--- START OF DATASET CONTENT ---

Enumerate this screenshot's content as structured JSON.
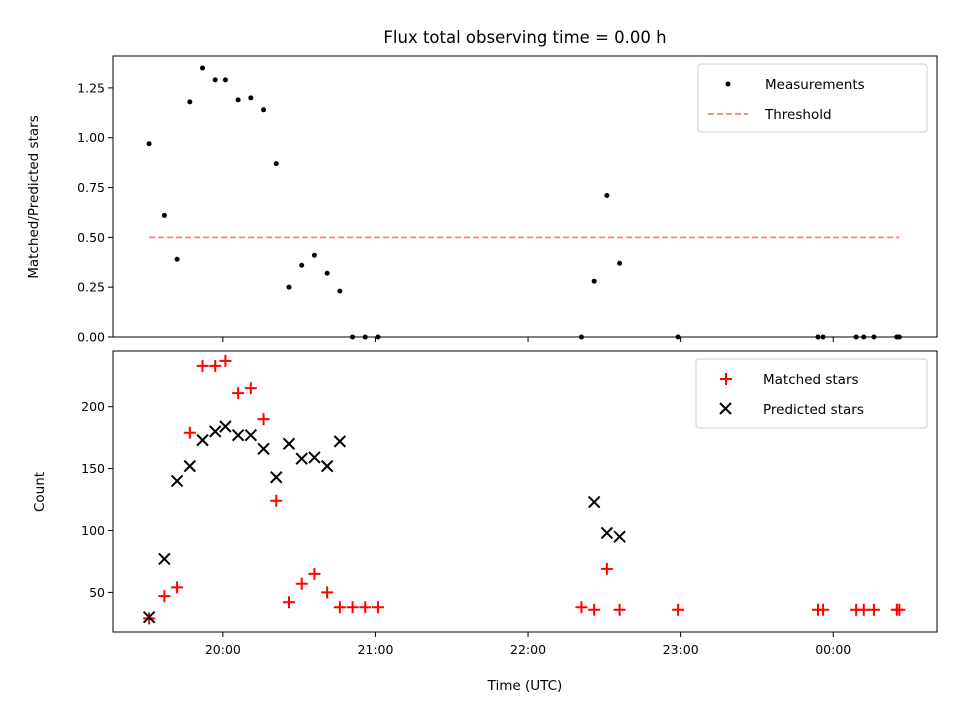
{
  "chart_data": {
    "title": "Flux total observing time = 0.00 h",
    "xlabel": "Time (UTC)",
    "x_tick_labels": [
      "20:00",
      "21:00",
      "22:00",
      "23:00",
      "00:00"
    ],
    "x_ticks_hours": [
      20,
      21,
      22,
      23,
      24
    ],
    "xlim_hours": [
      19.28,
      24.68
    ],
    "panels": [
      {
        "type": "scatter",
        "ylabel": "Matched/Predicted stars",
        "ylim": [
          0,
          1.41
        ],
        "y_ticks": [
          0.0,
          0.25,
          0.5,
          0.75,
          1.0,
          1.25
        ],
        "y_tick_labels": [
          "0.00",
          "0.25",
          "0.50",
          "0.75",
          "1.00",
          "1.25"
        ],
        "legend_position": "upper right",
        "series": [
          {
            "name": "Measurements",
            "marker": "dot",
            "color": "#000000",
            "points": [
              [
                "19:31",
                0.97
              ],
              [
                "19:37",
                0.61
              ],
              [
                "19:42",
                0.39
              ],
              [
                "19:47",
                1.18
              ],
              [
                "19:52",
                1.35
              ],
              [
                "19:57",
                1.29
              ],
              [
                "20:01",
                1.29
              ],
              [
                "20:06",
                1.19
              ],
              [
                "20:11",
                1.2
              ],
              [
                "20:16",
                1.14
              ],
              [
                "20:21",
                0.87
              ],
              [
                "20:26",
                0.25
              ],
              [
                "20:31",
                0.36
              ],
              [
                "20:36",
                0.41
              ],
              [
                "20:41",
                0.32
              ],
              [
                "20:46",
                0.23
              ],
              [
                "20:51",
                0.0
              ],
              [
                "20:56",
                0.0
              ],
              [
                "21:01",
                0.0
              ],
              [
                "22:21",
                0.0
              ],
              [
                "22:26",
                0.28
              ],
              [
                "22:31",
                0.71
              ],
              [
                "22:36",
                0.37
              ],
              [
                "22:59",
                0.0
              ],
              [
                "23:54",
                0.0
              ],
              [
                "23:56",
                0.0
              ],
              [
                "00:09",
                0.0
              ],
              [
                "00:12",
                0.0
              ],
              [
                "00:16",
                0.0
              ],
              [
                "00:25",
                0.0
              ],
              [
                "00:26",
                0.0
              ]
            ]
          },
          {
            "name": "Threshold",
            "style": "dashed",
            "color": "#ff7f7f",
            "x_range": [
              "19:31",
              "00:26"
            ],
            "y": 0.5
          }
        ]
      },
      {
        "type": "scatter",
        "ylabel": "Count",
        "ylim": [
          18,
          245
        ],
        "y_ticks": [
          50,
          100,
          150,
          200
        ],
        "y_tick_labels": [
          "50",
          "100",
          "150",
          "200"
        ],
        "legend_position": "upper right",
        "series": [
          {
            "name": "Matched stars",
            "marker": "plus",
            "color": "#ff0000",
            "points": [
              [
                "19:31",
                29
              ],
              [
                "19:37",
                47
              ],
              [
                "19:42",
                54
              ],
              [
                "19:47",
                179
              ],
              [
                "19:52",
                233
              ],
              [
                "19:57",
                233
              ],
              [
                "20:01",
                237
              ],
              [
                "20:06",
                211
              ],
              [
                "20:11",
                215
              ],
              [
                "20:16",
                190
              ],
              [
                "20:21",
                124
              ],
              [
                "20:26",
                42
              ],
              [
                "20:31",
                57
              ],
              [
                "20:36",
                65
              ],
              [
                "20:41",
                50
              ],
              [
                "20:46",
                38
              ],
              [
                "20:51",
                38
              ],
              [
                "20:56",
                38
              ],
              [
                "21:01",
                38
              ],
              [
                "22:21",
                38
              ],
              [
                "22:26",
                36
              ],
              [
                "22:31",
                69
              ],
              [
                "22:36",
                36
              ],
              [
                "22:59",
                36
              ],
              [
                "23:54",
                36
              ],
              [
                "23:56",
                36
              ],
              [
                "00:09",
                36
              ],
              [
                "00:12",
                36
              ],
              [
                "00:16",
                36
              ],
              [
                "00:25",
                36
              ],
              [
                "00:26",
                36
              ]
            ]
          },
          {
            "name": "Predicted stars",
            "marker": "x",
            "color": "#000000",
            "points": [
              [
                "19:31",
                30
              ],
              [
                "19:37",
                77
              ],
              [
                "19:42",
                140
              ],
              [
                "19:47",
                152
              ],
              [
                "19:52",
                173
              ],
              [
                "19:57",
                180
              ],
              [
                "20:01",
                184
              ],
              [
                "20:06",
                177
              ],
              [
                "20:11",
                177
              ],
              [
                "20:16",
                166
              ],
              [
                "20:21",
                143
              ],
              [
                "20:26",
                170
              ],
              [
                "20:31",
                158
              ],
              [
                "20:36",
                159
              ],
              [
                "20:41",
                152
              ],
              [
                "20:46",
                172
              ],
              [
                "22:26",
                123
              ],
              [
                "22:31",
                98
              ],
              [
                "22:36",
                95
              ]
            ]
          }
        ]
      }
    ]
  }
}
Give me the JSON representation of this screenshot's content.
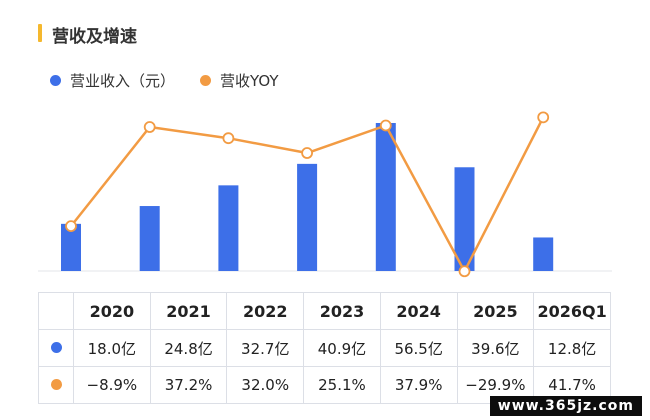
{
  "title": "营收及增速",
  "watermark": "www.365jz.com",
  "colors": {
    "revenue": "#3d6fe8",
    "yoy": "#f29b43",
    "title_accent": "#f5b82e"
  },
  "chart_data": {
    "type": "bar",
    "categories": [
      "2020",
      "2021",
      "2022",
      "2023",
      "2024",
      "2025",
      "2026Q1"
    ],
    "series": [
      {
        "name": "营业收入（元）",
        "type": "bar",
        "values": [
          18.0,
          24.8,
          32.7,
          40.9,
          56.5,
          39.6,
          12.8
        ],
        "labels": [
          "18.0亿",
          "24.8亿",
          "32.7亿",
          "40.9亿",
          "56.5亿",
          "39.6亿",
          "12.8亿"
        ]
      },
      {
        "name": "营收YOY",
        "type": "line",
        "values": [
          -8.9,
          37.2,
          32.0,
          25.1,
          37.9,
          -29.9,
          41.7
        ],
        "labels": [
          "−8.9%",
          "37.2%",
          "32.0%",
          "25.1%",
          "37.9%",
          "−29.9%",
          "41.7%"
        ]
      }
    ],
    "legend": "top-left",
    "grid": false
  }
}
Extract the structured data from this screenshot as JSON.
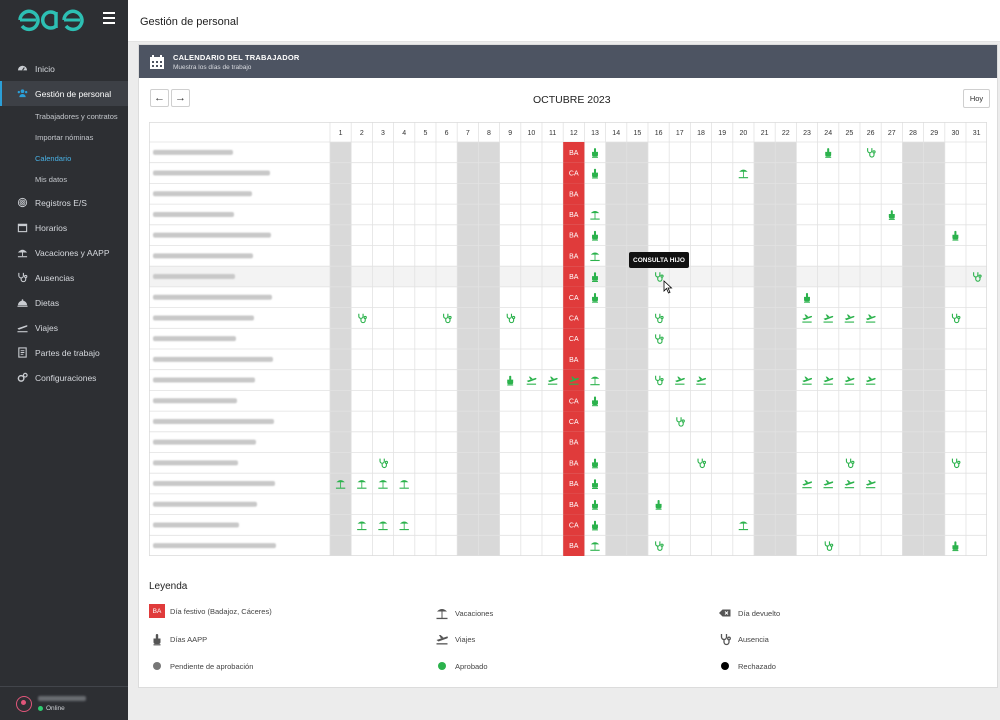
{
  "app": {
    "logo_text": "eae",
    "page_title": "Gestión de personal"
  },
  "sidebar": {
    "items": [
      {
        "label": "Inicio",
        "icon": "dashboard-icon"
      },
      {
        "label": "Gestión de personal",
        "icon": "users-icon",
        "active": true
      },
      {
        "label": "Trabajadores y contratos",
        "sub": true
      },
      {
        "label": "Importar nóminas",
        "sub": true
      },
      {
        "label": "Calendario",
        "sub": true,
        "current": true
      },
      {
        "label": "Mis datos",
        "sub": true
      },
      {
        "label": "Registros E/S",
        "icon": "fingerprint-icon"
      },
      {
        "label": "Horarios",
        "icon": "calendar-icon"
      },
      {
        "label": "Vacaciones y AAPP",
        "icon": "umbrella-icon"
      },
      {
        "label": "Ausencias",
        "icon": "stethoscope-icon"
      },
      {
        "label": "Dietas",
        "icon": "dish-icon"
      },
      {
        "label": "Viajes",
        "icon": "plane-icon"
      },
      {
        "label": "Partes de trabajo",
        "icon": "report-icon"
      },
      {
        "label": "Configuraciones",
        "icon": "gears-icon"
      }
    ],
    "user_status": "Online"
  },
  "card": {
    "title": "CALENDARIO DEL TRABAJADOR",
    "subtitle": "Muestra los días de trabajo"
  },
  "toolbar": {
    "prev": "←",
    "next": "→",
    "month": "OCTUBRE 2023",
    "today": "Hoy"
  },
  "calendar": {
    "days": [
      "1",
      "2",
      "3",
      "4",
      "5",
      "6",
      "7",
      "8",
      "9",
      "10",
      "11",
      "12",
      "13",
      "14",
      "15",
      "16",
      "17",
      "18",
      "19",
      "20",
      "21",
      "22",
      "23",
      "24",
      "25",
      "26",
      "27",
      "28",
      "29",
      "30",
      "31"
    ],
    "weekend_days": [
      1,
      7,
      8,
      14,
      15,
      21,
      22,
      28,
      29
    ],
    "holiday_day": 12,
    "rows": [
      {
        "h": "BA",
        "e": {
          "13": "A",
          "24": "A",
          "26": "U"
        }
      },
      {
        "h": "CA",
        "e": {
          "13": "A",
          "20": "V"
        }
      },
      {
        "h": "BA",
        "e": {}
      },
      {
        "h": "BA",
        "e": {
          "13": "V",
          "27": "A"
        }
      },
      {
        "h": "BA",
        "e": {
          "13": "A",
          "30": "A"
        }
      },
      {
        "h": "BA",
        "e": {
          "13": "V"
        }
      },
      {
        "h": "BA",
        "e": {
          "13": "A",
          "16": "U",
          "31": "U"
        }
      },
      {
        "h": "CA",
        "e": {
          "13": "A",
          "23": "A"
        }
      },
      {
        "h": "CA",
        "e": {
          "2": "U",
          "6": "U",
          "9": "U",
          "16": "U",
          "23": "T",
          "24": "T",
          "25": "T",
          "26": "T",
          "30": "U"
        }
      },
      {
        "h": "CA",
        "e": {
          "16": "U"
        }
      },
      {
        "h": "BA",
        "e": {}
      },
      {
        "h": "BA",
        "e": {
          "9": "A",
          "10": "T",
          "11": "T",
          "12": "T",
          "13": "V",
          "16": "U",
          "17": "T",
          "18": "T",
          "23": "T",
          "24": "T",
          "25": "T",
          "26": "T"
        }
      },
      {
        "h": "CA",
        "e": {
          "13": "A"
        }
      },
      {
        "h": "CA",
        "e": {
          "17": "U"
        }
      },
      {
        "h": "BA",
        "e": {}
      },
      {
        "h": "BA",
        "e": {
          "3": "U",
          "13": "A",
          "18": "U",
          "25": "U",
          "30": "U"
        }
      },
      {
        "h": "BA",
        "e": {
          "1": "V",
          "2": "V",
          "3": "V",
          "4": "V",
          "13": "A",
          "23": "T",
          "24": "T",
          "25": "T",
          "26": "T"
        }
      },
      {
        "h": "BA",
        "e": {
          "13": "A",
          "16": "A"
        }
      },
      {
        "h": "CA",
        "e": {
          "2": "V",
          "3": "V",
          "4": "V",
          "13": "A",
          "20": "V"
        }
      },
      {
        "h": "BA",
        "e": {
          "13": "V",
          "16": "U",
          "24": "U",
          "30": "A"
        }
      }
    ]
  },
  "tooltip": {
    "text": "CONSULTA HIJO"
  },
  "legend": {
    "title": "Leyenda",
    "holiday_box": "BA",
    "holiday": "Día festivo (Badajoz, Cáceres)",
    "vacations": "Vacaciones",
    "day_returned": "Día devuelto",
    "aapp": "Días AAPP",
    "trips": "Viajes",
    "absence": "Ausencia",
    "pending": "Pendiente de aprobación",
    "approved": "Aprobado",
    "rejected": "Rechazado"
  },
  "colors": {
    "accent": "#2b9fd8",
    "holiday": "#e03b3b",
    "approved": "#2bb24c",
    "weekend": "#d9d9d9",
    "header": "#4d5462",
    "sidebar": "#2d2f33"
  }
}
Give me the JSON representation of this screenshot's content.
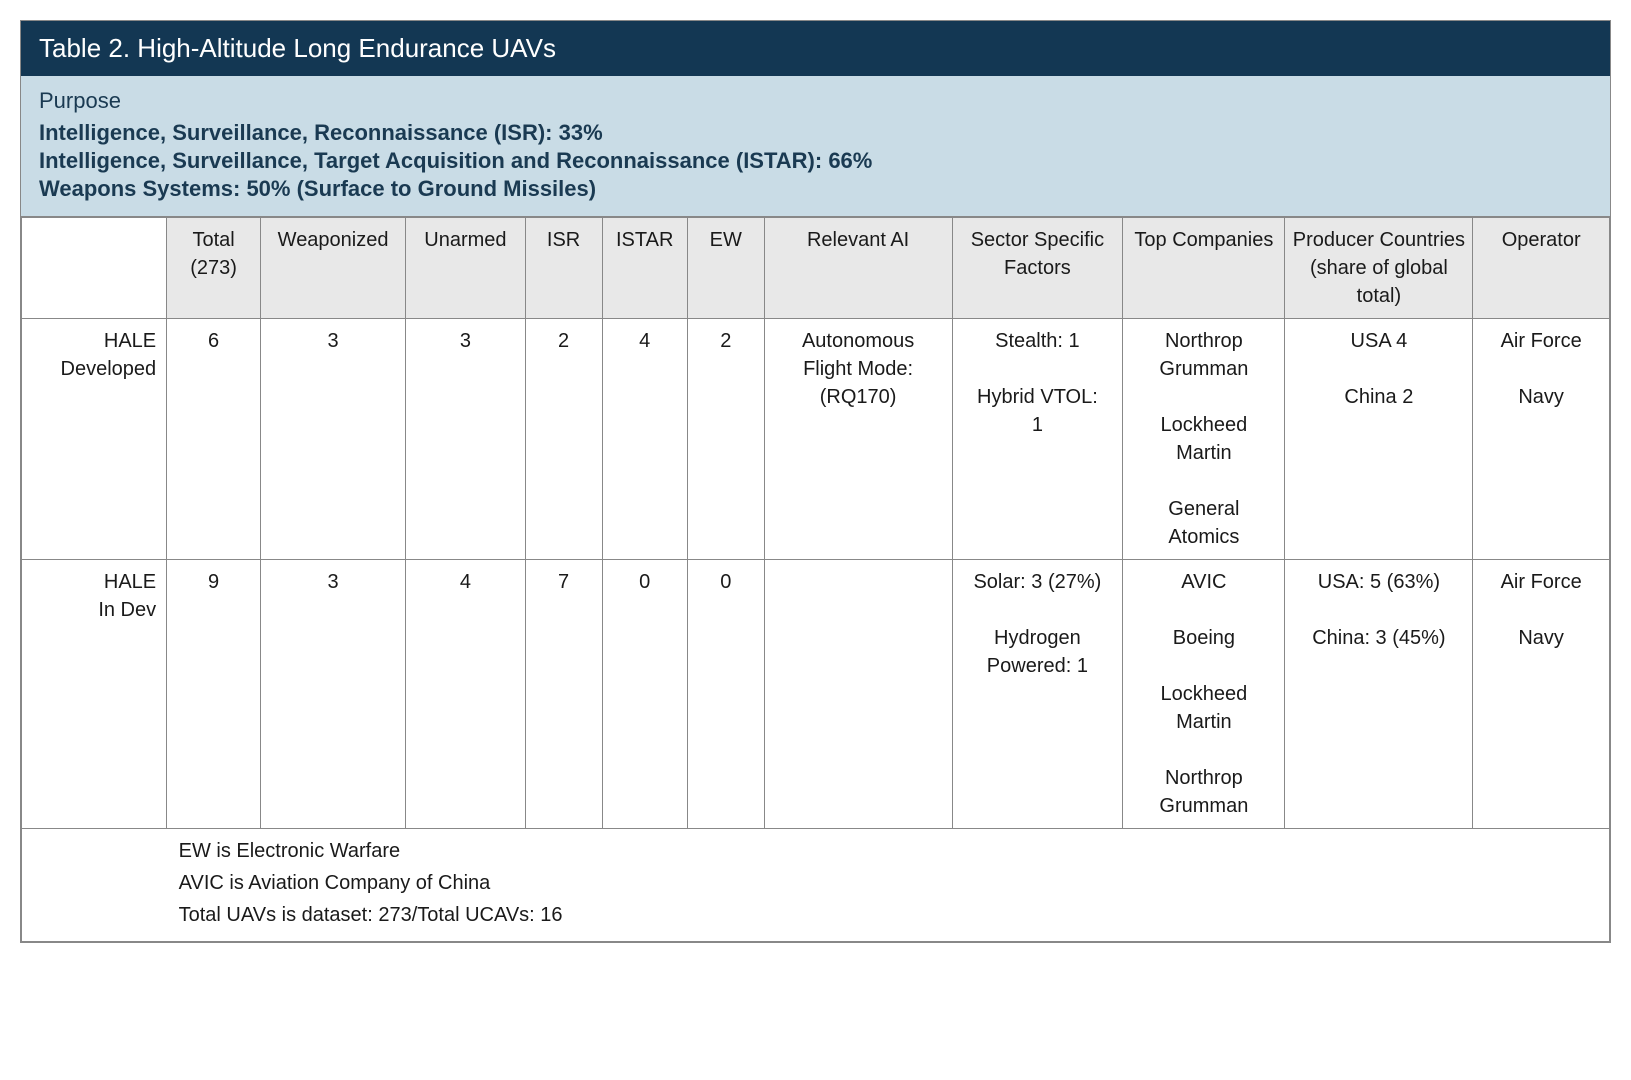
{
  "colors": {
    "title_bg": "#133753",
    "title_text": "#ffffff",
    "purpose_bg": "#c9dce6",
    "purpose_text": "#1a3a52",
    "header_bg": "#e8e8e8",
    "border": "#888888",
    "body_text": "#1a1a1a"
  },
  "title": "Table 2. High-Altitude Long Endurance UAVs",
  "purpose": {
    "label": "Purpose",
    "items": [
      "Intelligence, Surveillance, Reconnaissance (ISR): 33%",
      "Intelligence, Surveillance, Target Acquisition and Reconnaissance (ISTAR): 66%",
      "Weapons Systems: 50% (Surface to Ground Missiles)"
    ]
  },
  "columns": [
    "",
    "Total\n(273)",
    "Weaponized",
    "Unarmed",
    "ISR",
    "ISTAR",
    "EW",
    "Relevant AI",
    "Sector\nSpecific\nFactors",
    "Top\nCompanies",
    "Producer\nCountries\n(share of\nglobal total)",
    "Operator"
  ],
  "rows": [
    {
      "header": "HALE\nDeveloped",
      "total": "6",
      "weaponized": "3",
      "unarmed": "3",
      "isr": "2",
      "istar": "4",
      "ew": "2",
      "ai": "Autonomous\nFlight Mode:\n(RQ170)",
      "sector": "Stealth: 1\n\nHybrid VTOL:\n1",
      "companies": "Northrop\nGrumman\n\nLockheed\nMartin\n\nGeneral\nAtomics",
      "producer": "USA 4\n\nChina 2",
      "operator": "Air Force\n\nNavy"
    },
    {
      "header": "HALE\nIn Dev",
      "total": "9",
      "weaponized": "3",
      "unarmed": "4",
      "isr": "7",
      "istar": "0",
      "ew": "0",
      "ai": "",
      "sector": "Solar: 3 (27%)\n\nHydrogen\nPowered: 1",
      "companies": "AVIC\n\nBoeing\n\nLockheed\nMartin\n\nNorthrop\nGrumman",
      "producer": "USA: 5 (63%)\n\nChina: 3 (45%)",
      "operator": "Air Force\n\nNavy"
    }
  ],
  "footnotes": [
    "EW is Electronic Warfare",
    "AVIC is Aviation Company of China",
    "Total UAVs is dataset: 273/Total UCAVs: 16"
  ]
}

--- END OF DATASET CONTENT ---

• **WORK REQUIRED**: What is the number of lines in the data above that include the word "nChina"? Answer with that number only.

• **THE RESULT**: 2